───── Records

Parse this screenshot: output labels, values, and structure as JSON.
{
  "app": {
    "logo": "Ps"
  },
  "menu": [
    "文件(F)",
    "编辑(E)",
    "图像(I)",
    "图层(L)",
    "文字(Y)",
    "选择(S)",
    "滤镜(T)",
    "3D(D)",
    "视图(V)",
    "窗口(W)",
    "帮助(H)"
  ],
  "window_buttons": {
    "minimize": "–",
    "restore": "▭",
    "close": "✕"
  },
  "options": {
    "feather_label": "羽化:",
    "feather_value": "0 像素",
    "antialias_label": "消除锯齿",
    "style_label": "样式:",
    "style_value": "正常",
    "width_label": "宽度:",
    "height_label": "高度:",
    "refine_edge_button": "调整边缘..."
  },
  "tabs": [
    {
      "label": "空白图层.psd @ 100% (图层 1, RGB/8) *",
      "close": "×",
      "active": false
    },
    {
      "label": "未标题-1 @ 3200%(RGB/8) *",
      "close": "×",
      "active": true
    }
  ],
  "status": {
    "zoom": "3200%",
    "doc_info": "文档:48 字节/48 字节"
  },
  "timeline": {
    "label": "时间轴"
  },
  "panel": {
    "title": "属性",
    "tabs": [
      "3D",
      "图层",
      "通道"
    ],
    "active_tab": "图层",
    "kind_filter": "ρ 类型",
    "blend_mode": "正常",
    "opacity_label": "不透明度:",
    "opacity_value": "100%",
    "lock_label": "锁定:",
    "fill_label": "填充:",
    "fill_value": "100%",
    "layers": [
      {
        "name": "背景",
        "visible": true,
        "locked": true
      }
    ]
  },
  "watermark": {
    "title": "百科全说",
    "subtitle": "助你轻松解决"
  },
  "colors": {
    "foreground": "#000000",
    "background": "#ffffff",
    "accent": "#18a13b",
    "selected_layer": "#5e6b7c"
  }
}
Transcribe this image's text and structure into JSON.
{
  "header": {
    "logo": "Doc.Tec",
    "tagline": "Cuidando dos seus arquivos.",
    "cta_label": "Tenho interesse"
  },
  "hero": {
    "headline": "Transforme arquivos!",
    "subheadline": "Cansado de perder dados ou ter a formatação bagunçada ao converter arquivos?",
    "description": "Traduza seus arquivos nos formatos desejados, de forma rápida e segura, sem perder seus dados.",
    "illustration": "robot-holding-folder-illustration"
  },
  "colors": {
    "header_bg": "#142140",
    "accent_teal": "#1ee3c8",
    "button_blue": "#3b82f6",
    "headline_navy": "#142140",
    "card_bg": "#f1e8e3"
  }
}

──────────

Set problem:
Give exactly the lines from the one with "Transcribe this image's" to the end of the entries, nothing before them.

Solution to this problem:
Transcribe this image's text and structure into JSON.
{
  "header": {
    "logo": "Doc.Tec",
    "tagline": "Cuidando dos seus arquivos.",
    "cta_label": "Tenho interesse"
  },
  "hero": {
    "headline": "Transforme arquivos!",
    "subheadline": "Cansado de perder dados ou ter a formatação bagunçada ao converter arquivos?",
    "description": "Traduza seus arquivos nos formatos desejados, de forma rápida e segura, sem perder seus dados.",
    "illustration": "robot-holding-folder-illustration"
  },
  "colors": {
    "header_bg": "#142140",
    "accent_teal": "#1ee3c8",
    "button_blue": "#3b82f6",
    "headline_navy": "#142140",
    "card_bg": "#f1e8e3"
  }
}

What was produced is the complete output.